* Begin *
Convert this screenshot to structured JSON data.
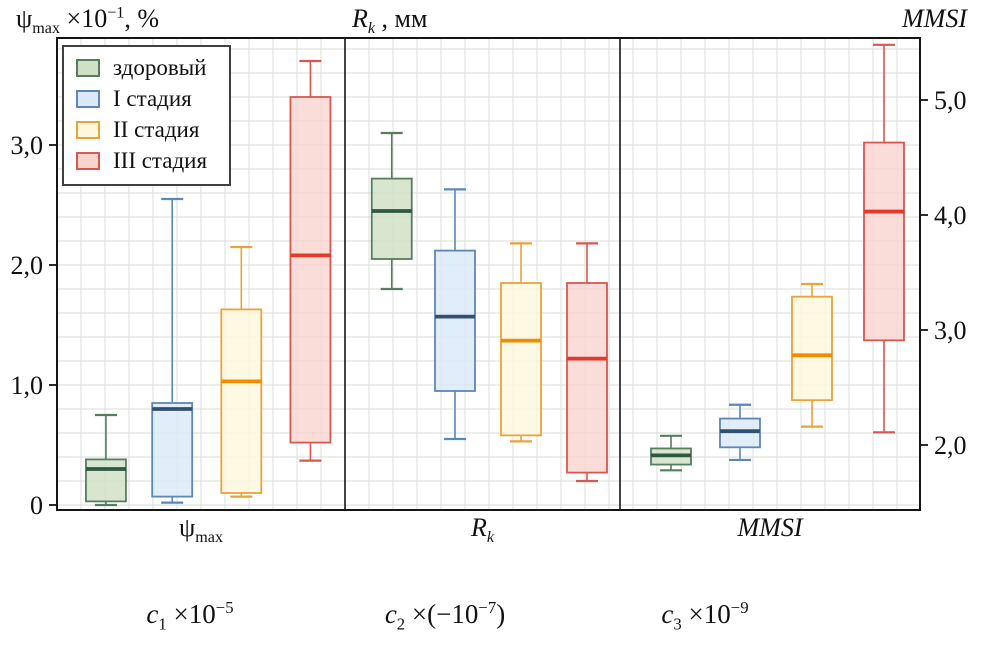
{
  "figure": {
    "title_left": {
      "sym": "ψ",
      "sub": "max",
      "mult": " ×10",
      "sup": "−1",
      "tail": ", %"
    },
    "title_middle": {
      "base": "R",
      "sub": "k",
      "tail": " , мм"
    },
    "title_right": "MMSI"
  },
  "axis_labels": {
    "panel1": {
      "sym": "ψ",
      "sub": "max"
    },
    "panel2": {
      "base": "R",
      "sub": "k"
    },
    "panel3": "MMSI"
  },
  "coef_labels": {
    "c1": {
      "base": "c",
      "sub": "1",
      "mult": " ×10",
      "sup": "−5",
      "tail": ""
    },
    "c2": {
      "base": "c",
      "sub": "2",
      "mult": " ×(−10",
      "sup": "−7",
      "tail": ")"
    },
    "c3": {
      "base": "c",
      "sub": "3",
      "mult": " ×10",
      "sup": "−9",
      "tail": ""
    }
  },
  "legend": {
    "items": [
      {
        "label": "здоровый"
      },
      {
        "label": "I стадия"
      },
      {
        "label": "II стадия"
      },
      {
        "label": "III стадия"
      }
    ]
  },
  "chart_data": {
    "type": "boxplot",
    "title": "Box plots of ψmax, Rk and MMSI by disease stage",
    "groups": [
      {
        "name": "здоровый",
        "fill": "#cfe0c4",
        "stroke": "#567d5e",
        "median": "#2f5741"
      },
      {
        "name": "I стадия",
        "fill": "#dbe9f8",
        "stroke": "#5d87b5",
        "median": "#33516e"
      },
      {
        "name": "II стадия",
        "fill": "#fdf8dd",
        "stroke": "#eaa23a",
        "median": "#f08c00"
      },
      {
        "name": "III стадия",
        "fill": "#f9d4cf",
        "stroke": "#d65850",
        "median": "#e23b2e"
      }
    ],
    "left_axis": {
      "label": "ψmax ×10⁻¹, %",
      "ticks": [
        {
          "value": 0,
          "label": "0"
        },
        {
          "value": 1,
          "label": "1,0"
        },
        {
          "value": 2,
          "label": "2,0"
        },
        {
          "value": 3,
          "label": "3,0"
        }
      ],
      "range": [
        -0.04,
        3.89
      ]
    },
    "right_axis": {
      "label": "MMSI",
      "ticks": [
        {
          "value": 2,
          "label": "2,0"
        },
        {
          "value": 3,
          "label": "3,0"
        },
        {
          "value": 4,
          "label": "4,0"
        },
        {
          "value": 5,
          "label": "5,0"
        }
      ],
      "range": [
        1.43,
        5.54
      ]
    },
    "panels": [
      {
        "metric": "ψmax",
        "axis": "left",
        "coefficient": "c₁ ×10⁻⁵",
        "boxes": [
          {
            "group": "здоровый",
            "low": 0.0,
            "q1": 0.03,
            "median": 0.3,
            "q3": 0.38,
            "high": 0.75
          },
          {
            "group": "I стадия",
            "low": 0.02,
            "q1": 0.07,
            "median": 0.8,
            "q3": 0.85,
            "high": 2.55
          },
          {
            "group": "II стадия",
            "low": 0.07,
            "q1": 0.1,
            "median": 1.03,
            "q3": 1.63,
            "high": 2.15
          },
          {
            "group": "III стадия",
            "low": 0.37,
            "q1": 0.52,
            "median": 2.08,
            "q3": 3.4,
            "high": 3.7
          }
        ]
      },
      {
        "metric": "Rk",
        "axis": "left",
        "coefficient": "c₂ ×(−10⁻⁷)",
        "boxes": [
          {
            "group": "здоровый",
            "low": 1.8,
            "q1": 2.05,
            "median": 2.45,
            "q3": 2.72,
            "high": 3.1
          },
          {
            "group": "I стадия",
            "low": 0.55,
            "q1": 0.95,
            "median": 1.57,
            "q3": 2.12,
            "high": 2.63
          },
          {
            "group": "II стадия",
            "low": 0.53,
            "q1": 0.58,
            "median": 1.37,
            "q3": 1.85,
            "high": 2.18
          },
          {
            "group": "III стадия",
            "low": 0.2,
            "q1": 0.27,
            "median": 1.22,
            "q3": 1.85,
            "high": 2.18
          }
        ]
      },
      {
        "metric": "MMSI",
        "axis": "right",
        "coefficient": "c₃ ×10⁻⁹",
        "boxes": [
          {
            "group": "здоровый",
            "low": 1.78,
            "q1": 1.83,
            "median": 1.91,
            "q3": 1.97,
            "high": 2.08
          },
          {
            "group": "I стадия",
            "low": 1.87,
            "q1": 1.98,
            "median": 2.12,
            "q3": 2.23,
            "high": 2.35
          },
          {
            "group": "II стадия",
            "low": 2.16,
            "q1": 2.39,
            "median": 2.78,
            "q3": 3.29,
            "high": 3.4
          },
          {
            "group": "III стадия",
            "low": 2.11,
            "q1": 2.91,
            "median": 4.03,
            "q3": 4.63,
            "high": 5.48
          }
        ]
      }
    ]
  }
}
* End *
SHORT TASK — All of the material above needs to be restated exactly, with no pictures.

THE RESULT —
Convert this screenshot to structured JSON data.
{
  "figure": {
    "title_left": {
      "sym": "ψ",
      "sub": "max",
      "mult": " ×10",
      "sup": "−1",
      "tail": ", %"
    },
    "title_middle": {
      "base": "R",
      "sub": "k",
      "tail": " , мм"
    },
    "title_right": "MMSI"
  },
  "axis_labels": {
    "panel1": {
      "sym": "ψ",
      "sub": "max"
    },
    "panel2": {
      "base": "R",
      "sub": "k"
    },
    "panel3": "MMSI"
  },
  "coef_labels": {
    "c1": {
      "base": "c",
      "sub": "1",
      "mult": " ×10",
      "sup": "−5",
      "tail": ""
    },
    "c2": {
      "base": "c",
      "sub": "2",
      "mult": " ×(−10",
      "sup": "−7",
      "tail": ")"
    },
    "c3": {
      "base": "c",
      "sub": "3",
      "mult": " ×10",
      "sup": "−9",
      "tail": ""
    }
  },
  "legend": {
    "items": [
      {
        "label": "здоровый"
      },
      {
        "label": "I стадия"
      },
      {
        "label": "II стадия"
      },
      {
        "label": "III стадия"
      }
    ]
  },
  "chart_data": {
    "type": "boxplot",
    "title": "Box plots of ψmax, Rk and MMSI by disease stage",
    "groups": [
      {
        "name": "здоровый",
        "fill": "#cfe0c4",
        "stroke": "#567d5e",
        "median": "#2f5741"
      },
      {
        "name": "I стадия",
        "fill": "#dbe9f8",
        "stroke": "#5d87b5",
        "median": "#33516e"
      },
      {
        "name": "II стадия",
        "fill": "#fdf8dd",
        "stroke": "#eaa23a",
        "median": "#f08c00"
      },
      {
        "name": "III стадия",
        "fill": "#f9d4cf",
        "stroke": "#d65850",
        "median": "#e23b2e"
      }
    ],
    "left_axis": {
      "label": "ψmax ×10⁻¹, %",
      "ticks": [
        {
          "value": 0,
          "label": "0"
        },
        {
          "value": 1,
          "label": "1,0"
        },
        {
          "value": 2,
          "label": "2,0"
        },
        {
          "value": 3,
          "label": "3,0"
        }
      ],
      "range": [
        -0.04,
        3.89
      ]
    },
    "right_axis": {
      "label": "MMSI",
      "ticks": [
        {
          "value": 2,
          "label": "2,0"
        },
        {
          "value": 3,
          "label": "3,0"
        },
        {
          "value": 4,
          "label": "4,0"
        },
        {
          "value": 5,
          "label": "5,0"
        }
      ],
      "range": [
        1.43,
        5.54
      ]
    },
    "panels": [
      {
        "metric": "ψmax",
        "axis": "left",
        "coefficient": "c₁ ×10⁻⁵",
        "boxes": [
          {
            "group": "здоровый",
            "low": 0.0,
            "q1": 0.03,
            "median": 0.3,
            "q3": 0.38,
            "high": 0.75
          },
          {
            "group": "I стадия",
            "low": 0.02,
            "q1": 0.07,
            "median": 0.8,
            "q3": 0.85,
            "high": 2.55
          },
          {
            "group": "II стадия",
            "low": 0.07,
            "q1": 0.1,
            "median": 1.03,
            "q3": 1.63,
            "high": 2.15
          },
          {
            "group": "III стадия",
            "low": 0.37,
            "q1": 0.52,
            "median": 2.08,
            "q3": 3.4,
            "high": 3.7
          }
        ]
      },
      {
        "metric": "Rk",
        "axis": "left",
        "coefficient": "c₂ ×(−10⁻⁷)",
        "boxes": [
          {
            "group": "здоровый",
            "low": 1.8,
            "q1": 2.05,
            "median": 2.45,
            "q3": 2.72,
            "high": 3.1
          },
          {
            "group": "I стадия",
            "low": 0.55,
            "q1": 0.95,
            "median": 1.57,
            "q3": 2.12,
            "high": 2.63
          },
          {
            "group": "II стадия",
            "low": 0.53,
            "q1": 0.58,
            "median": 1.37,
            "q3": 1.85,
            "high": 2.18
          },
          {
            "group": "III стадия",
            "low": 0.2,
            "q1": 0.27,
            "median": 1.22,
            "q3": 1.85,
            "high": 2.18
          }
        ]
      },
      {
        "metric": "MMSI",
        "axis": "right",
        "coefficient": "c₃ ×10⁻⁹",
        "boxes": [
          {
            "group": "здоровый",
            "low": 1.78,
            "q1": 1.83,
            "median": 1.91,
            "q3": 1.97,
            "high": 2.08
          },
          {
            "group": "I стадия",
            "low": 1.87,
            "q1": 1.98,
            "median": 2.12,
            "q3": 2.23,
            "high": 2.35
          },
          {
            "group": "II стадия",
            "low": 2.16,
            "q1": 2.39,
            "median": 2.78,
            "q3": 3.29,
            "high": 3.4
          },
          {
            "group": "III стадия",
            "low": 2.11,
            "q1": 2.91,
            "median": 4.03,
            "q3": 4.63,
            "high": 5.48
          }
        ]
      }
    ]
  }
}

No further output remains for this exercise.